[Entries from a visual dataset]
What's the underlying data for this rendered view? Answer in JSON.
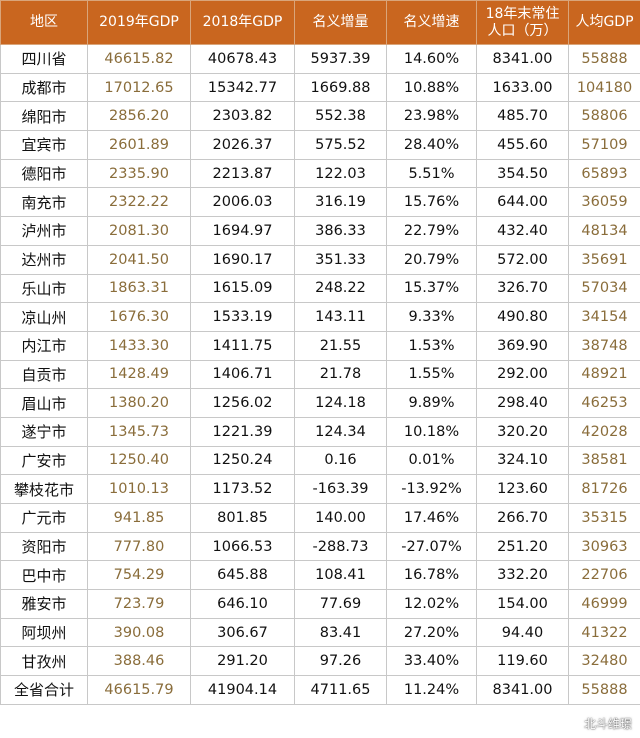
{
  "headers": [
    "地区",
    "2019年GDP",
    "2018年GDP",
    "名义增量",
    "名义增速",
    "18年末常住人口（万）",
    "人均GDP"
  ],
  "rows": [
    [
      "四川省",
      "46615.82",
      "40678.43",
      "5937.39",
      "14.60%",
      "8341.00",
      "55888"
    ],
    [
      "成都市",
      "17012.65",
      "15342.77",
      "1669.88",
      "10.88%",
      "1633.00",
      "104180"
    ],
    [
      "绵阳市",
      "2856.20",
      "2303.82",
      "552.38",
      "23.98%",
      "485.70",
      "58806"
    ],
    [
      "宜宾市",
      "2601.89",
      "2026.37",
      "575.52",
      "28.40%",
      "455.60",
      "57109"
    ],
    [
      "德阳市",
      "2335.90",
      "2213.87",
      "122.03",
      "5.51%",
      "354.50",
      "65893"
    ],
    [
      "南充市",
      "2322.22",
      "2006.03",
      "316.19",
      "15.76%",
      "644.00",
      "36059"
    ],
    [
      "泸州市",
      "2081.30",
      "1694.97",
      "386.33",
      "22.79%",
      "432.40",
      "48134"
    ],
    [
      "达州市",
      "2041.50",
      "1690.17",
      "351.33",
      "20.79%",
      "572.00",
      "35691"
    ],
    [
      "乐山市",
      "1863.31",
      "1615.09",
      "248.22",
      "15.37%",
      "326.70",
      "57034"
    ],
    [
      "凉山州",
      "1676.30",
      "1533.19",
      "143.11",
      "9.33%",
      "490.80",
      "34154"
    ],
    [
      "内江市",
      "1433.30",
      "1411.75",
      "21.55",
      "1.53%",
      "369.90",
      "38748"
    ],
    [
      "自贡市",
      "1428.49",
      "1406.71",
      "21.78",
      "1.55%",
      "292.00",
      "48921"
    ],
    [
      "眉山市",
      "1380.20",
      "1256.02",
      "124.18",
      "9.89%",
      "298.40",
      "46253"
    ],
    [
      "遂宁市",
      "1345.73",
      "1221.39",
      "124.34",
      "10.18%",
      "320.20",
      "42028"
    ],
    [
      "广安市",
      "1250.40",
      "1250.24",
      "0.16",
      "0.01%",
      "324.10",
      "38581"
    ],
    [
      "攀枝花市",
      "1010.13",
      "1173.52",
      "-163.39",
      "-13.92%",
      "123.60",
      "81726"
    ],
    [
      "广元市",
      "941.85",
      "801.85",
      "140.00",
      "17.46%",
      "266.70",
      "35315"
    ],
    [
      "资阳市",
      "777.80",
      "1066.53",
      "-288.73",
      "-27.07%",
      "251.20",
      "30963"
    ],
    [
      "巴中市",
      "754.29",
      "645.88",
      "108.41",
      "16.78%",
      "332.20",
      "22706"
    ],
    [
      "雅安市",
      "723.79",
      "646.10",
      "77.69",
      "12.02%",
      "154.00",
      "46999"
    ],
    [
      "阿坝州",
      "390.08",
      "306.67",
      "83.41",
      "27.20%",
      "94.40",
      "41322"
    ],
    [
      "甘孜州",
      "388.46",
      "291.20",
      "97.26",
      "33.40%",
      "119.60",
      "32480"
    ],
    [
      "全省合计",
      "46615.79",
      "41904.14",
      "4711.65",
      "11.24%",
      "8341.00",
      "55888"
    ]
  ],
  "watermark": {
    "text": "北斗维璟",
    "icon": "wechat-icon"
  },
  "colors": {
    "header_bg": "#c9661f",
    "gold_text": "#8a6d3b",
    "border": "#c8c8c8"
  }
}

[STATED TASK] Restate the whole listing above exactly, please, omitting every image.

[EXPECTED OUTPUT]
What's the underlying data for this rendered view? Answer in JSON.
{
  "headers": [
    "地区",
    "2019年GDP",
    "2018年GDP",
    "名义增量",
    "名义增速",
    "18年末常住人口（万）",
    "人均GDP"
  ],
  "rows": [
    [
      "四川省",
      "46615.82",
      "40678.43",
      "5937.39",
      "14.60%",
      "8341.00",
      "55888"
    ],
    [
      "成都市",
      "17012.65",
      "15342.77",
      "1669.88",
      "10.88%",
      "1633.00",
      "104180"
    ],
    [
      "绵阳市",
      "2856.20",
      "2303.82",
      "552.38",
      "23.98%",
      "485.70",
      "58806"
    ],
    [
      "宜宾市",
      "2601.89",
      "2026.37",
      "575.52",
      "28.40%",
      "455.60",
      "57109"
    ],
    [
      "德阳市",
      "2335.90",
      "2213.87",
      "122.03",
      "5.51%",
      "354.50",
      "65893"
    ],
    [
      "南充市",
      "2322.22",
      "2006.03",
      "316.19",
      "15.76%",
      "644.00",
      "36059"
    ],
    [
      "泸州市",
      "2081.30",
      "1694.97",
      "386.33",
      "22.79%",
      "432.40",
      "48134"
    ],
    [
      "达州市",
      "2041.50",
      "1690.17",
      "351.33",
      "20.79%",
      "572.00",
      "35691"
    ],
    [
      "乐山市",
      "1863.31",
      "1615.09",
      "248.22",
      "15.37%",
      "326.70",
      "57034"
    ],
    [
      "凉山州",
      "1676.30",
      "1533.19",
      "143.11",
      "9.33%",
      "490.80",
      "34154"
    ],
    [
      "内江市",
      "1433.30",
      "1411.75",
      "21.55",
      "1.53%",
      "369.90",
      "38748"
    ],
    [
      "自贡市",
      "1428.49",
      "1406.71",
      "21.78",
      "1.55%",
      "292.00",
      "48921"
    ],
    [
      "眉山市",
      "1380.20",
      "1256.02",
      "124.18",
      "9.89%",
      "298.40",
      "46253"
    ],
    [
      "遂宁市",
      "1345.73",
      "1221.39",
      "124.34",
      "10.18%",
      "320.20",
      "42028"
    ],
    [
      "广安市",
      "1250.40",
      "1250.24",
      "0.16",
      "0.01%",
      "324.10",
      "38581"
    ],
    [
      "攀枝花市",
      "1010.13",
      "1173.52",
      "-163.39",
      "-13.92%",
      "123.60",
      "81726"
    ],
    [
      "广元市",
      "941.85",
      "801.85",
      "140.00",
      "17.46%",
      "266.70",
      "35315"
    ],
    [
      "资阳市",
      "777.80",
      "1066.53",
      "-288.73",
      "-27.07%",
      "251.20",
      "30963"
    ],
    [
      "巴中市",
      "754.29",
      "645.88",
      "108.41",
      "16.78%",
      "332.20",
      "22706"
    ],
    [
      "雅安市",
      "723.79",
      "646.10",
      "77.69",
      "12.02%",
      "154.00",
      "46999"
    ],
    [
      "阿坝州",
      "390.08",
      "306.67",
      "83.41",
      "27.20%",
      "94.40",
      "41322"
    ],
    [
      "甘孜州",
      "388.46",
      "291.20",
      "97.26",
      "33.40%",
      "119.60",
      "32480"
    ],
    [
      "全省合计",
      "46615.79",
      "41904.14",
      "4711.65",
      "11.24%",
      "8341.00",
      "55888"
    ]
  ],
  "watermark": {
    "text": "北斗维璟",
    "icon": "wechat-icon"
  },
  "colors": {
    "header_bg": "#c9661f",
    "gold_text": "#8a6d3b",
    "border": "#c8c8c8"
  }
}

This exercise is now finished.